▶ Directive
Copy every line of the data exactly, leaving nothing out.

▶ Given records
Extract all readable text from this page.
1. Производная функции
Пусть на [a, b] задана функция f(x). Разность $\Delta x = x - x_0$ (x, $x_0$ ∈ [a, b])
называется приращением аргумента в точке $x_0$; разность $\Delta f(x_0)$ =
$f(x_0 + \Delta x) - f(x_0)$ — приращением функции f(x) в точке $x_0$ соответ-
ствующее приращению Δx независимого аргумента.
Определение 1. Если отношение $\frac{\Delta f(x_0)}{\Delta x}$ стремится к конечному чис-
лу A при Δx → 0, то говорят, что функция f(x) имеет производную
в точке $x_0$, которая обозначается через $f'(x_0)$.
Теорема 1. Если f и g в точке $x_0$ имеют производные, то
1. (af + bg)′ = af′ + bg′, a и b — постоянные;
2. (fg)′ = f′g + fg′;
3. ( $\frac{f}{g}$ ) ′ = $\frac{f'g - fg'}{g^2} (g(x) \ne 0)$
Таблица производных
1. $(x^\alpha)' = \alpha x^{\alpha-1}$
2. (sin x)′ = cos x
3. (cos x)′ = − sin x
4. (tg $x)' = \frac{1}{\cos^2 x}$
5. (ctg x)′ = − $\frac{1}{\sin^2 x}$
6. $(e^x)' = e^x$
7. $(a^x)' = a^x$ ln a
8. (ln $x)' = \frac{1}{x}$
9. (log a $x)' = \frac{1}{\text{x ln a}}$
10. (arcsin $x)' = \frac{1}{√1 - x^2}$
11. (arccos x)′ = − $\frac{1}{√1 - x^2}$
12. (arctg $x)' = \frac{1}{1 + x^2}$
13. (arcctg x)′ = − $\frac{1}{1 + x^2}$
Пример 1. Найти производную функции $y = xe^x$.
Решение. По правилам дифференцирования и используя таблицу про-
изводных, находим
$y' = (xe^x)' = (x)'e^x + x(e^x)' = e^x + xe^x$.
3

▶ Complete response
Extract all readable text from this page.
1. Производная функции
Пусть на [a, b] задана функция f(x). Разность $\Delta x = x - x_0$ (x, $x_0$ ∈ [a, b])
называется приращением аргумента в точке $x_0$; разность $\Delta f(x_0)$ =
$f(x_0 + \Delta x) - f(x_0)$ — приращением функции f(x) в точке $x_0$ соответ-
ствующее приращению Δx независимого аргумента.
Определение 1. Если отношение $\frac{\Delta f(x_0)}{\Delta x}$ стремится к конечному чис-
лу A при Δx → 0, то говорят, что функция f(x) имеет производную
в точке $x_0$, которая обозначается через $f'(x_0)$.
Теорема 1. Если f и g в точке $x_0$ имеют производные, то
1. (af + bg)′ = af′ + bg′, a и b — постоянные;
2. (fg)′ = f′g + fg′;
3. ( $\frac{f}{g}$ ) ′ = $\frac{f'g - fg'}{g^2} (g(x) \ne 0)$
Таблица производных
1. $(x^\alpha)' = \alpha x^{\alpha-1}$
2. (sin x)′ = cos x
3. (cos x)′ = − sin x
4. (tg $x)' = \frac{1}{\cos^2 x}$
5. (ctg x)′ = − $\frac{1}{\sin^2 x}$
6. $(e^x)' = e^x$
7. $(a^x)' = a^x$ ln a
8. (ln $x)' = \frac{1}{x}$
9. (log a $x)' = \frac{1}{\text{x ln a}}$
10. (arcsin $x)' = \frac{1}{√1 - x^2}$
11. (arccos x)′ = − $\frac{1}{√1 - x^2}$
12. (arctg $x)' = \frac{1}{1 + x^2}$
13. (arcctg x)′ = − $\frac{1}{1 + x^2}$
Пример 1. Найти производную функции $y = xe^x$.
Решение. По правилам дифференцирования и используя таблицу про-
изводных, находим
$y' = (xe^x)' = (x)'e^x + x(e^x)' = e^x + xe^x$.
3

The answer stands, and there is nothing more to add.